What the exercise asks: Copy every line of the following data that includes the string "color".

══ Source data

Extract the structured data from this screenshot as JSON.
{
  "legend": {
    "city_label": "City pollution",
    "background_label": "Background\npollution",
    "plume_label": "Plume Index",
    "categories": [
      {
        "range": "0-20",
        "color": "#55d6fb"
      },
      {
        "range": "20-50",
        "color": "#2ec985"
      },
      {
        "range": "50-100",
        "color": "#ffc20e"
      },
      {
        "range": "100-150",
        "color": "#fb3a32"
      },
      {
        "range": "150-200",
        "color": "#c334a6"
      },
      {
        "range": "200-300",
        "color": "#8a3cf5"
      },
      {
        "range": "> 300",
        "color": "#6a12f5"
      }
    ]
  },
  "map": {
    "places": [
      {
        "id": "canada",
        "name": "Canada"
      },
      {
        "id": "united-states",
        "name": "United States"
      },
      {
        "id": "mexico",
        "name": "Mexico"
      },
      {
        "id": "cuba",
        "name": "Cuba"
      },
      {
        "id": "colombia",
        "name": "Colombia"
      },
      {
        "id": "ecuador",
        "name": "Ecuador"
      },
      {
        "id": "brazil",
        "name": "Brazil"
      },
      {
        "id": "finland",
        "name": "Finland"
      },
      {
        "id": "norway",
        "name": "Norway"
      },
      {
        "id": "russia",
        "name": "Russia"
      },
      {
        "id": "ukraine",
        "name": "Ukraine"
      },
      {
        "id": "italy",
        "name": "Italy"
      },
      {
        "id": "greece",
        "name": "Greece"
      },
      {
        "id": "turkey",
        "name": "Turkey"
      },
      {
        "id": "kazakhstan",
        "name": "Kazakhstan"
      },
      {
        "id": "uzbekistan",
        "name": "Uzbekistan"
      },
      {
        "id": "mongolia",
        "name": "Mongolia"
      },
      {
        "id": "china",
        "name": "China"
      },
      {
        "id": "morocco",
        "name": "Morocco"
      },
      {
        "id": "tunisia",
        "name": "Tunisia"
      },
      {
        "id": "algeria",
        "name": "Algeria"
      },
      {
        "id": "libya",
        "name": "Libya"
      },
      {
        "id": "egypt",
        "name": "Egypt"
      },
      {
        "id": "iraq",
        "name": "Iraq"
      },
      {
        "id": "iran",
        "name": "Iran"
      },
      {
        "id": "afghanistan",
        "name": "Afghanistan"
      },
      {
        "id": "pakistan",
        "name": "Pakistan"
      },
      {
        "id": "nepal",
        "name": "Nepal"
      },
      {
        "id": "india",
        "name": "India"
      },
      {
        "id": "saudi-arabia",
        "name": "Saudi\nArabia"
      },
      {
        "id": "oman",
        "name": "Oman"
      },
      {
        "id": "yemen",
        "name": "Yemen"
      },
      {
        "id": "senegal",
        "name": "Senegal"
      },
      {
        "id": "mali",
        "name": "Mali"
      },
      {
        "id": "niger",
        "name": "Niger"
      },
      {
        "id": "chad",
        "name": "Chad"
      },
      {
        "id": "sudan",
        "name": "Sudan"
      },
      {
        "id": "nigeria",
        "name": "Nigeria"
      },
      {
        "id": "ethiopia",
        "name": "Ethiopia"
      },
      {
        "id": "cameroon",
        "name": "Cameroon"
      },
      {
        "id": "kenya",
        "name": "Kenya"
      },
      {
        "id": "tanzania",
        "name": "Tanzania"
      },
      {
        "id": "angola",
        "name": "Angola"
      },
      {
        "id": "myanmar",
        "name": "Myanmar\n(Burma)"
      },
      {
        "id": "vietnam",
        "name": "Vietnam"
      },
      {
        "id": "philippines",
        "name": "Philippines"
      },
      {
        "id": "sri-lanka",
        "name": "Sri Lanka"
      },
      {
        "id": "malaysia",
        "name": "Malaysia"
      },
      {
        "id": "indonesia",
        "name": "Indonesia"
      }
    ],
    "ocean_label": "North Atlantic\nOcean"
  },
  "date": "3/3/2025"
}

════

Exercise answer:
        "color": "#55d6fb"
        "color": "#2ec985"
        "color": "#ffc20e"
        "color": "#fb3a32"
        "color": "#c334a6"
        "color": "#8a3cf5"
        "color": "#6a12f5"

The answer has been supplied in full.